GIVEN INSTRUCTION: Extract verbatim every line from the one containing "Decode this image" to the final line of the records below, inclusive, and exclude all pictures.

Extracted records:

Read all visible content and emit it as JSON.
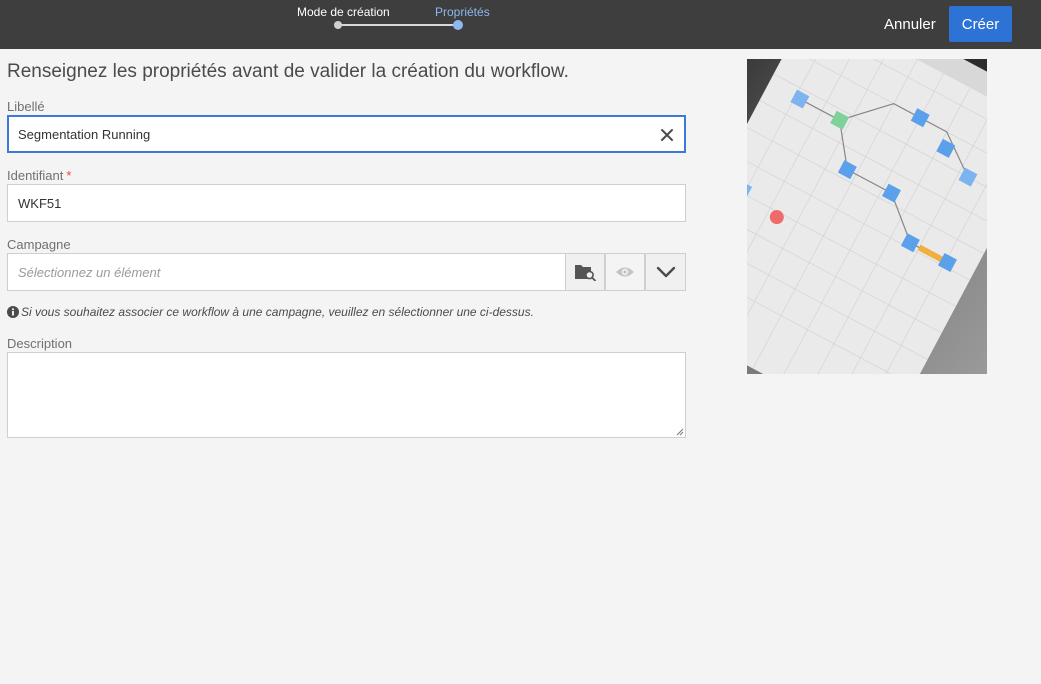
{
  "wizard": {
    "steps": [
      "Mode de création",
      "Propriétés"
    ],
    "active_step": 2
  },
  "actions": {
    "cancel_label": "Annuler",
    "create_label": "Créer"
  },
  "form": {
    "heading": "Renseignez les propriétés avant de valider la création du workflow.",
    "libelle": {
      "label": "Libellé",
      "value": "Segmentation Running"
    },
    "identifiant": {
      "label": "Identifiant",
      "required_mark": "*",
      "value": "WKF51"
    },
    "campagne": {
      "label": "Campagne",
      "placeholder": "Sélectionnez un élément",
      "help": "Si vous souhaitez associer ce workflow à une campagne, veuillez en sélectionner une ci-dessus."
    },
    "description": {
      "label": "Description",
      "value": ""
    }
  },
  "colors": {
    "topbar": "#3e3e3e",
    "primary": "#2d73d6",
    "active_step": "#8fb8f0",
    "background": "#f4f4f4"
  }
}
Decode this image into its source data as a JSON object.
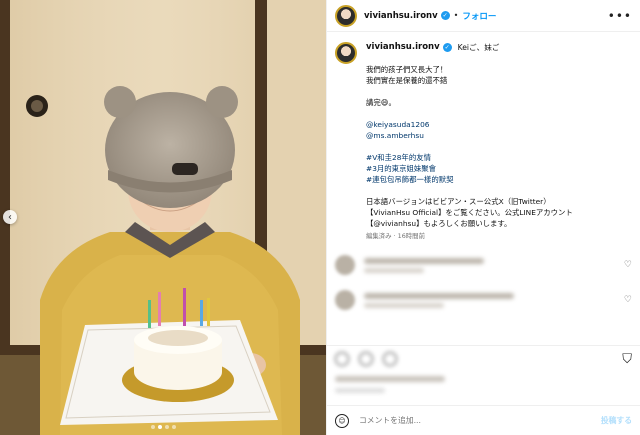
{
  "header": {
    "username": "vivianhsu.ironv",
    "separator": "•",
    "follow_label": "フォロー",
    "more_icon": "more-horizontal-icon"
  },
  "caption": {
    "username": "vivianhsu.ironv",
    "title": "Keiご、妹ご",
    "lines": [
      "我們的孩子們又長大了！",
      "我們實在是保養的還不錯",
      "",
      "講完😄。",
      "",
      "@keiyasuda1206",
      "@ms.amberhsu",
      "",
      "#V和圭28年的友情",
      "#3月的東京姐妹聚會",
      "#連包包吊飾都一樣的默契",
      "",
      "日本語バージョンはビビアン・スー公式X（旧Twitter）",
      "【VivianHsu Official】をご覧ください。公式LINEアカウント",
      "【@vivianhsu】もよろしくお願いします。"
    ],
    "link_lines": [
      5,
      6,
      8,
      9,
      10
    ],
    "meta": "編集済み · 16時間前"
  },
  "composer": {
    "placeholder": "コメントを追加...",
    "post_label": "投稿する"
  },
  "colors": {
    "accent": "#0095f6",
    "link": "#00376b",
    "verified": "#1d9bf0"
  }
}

ANSWER BELOW:
Decode this image into its source data as a JSON object.
{
  "header": {
    "username": "vivianhsu.ironv",
    "separator": "•",
    "follow_label": "フォロー",
    "more_icon": "more-horizontal-icon"
  },
  "caption": {
    "username": "vivianhsu.ironv",
    "title": "Keiご、妹ご",
    "lines": [
      "我們的孩子們又長大了！",
      "我們實在是保養的還不錯",
      "",
      "講完😄。",
      "",
      "@keiyasuda1206",
      "@ms.amberhsu",
      "",
      "#V和圭28年的友情",
      "#3月的東京姐妹聚會",
      "#連包包吊飾都一樣的默契",
      "",
      "日本語バージョンはビビアン・スー公式X（旧Twitter）",
      "【VivianHsu Official】をご覧ください。公式LINEアカウント",
      "【@vivianhsu】もよろしくお願いします。"
    ],
    "link_lines": [
      5,
      6,
      8,
      9,
      10
    ],
    "meta": "編集済み · 16時間前"
  },
  "composer": {
    "placeholder": "コメントを追加...",
    "post_label": "投稿する"
  },
  "colors": {
    "accent": "#0095f6",
    "link": "#00376b",
    "verified": "#1d9bf0"
  }
}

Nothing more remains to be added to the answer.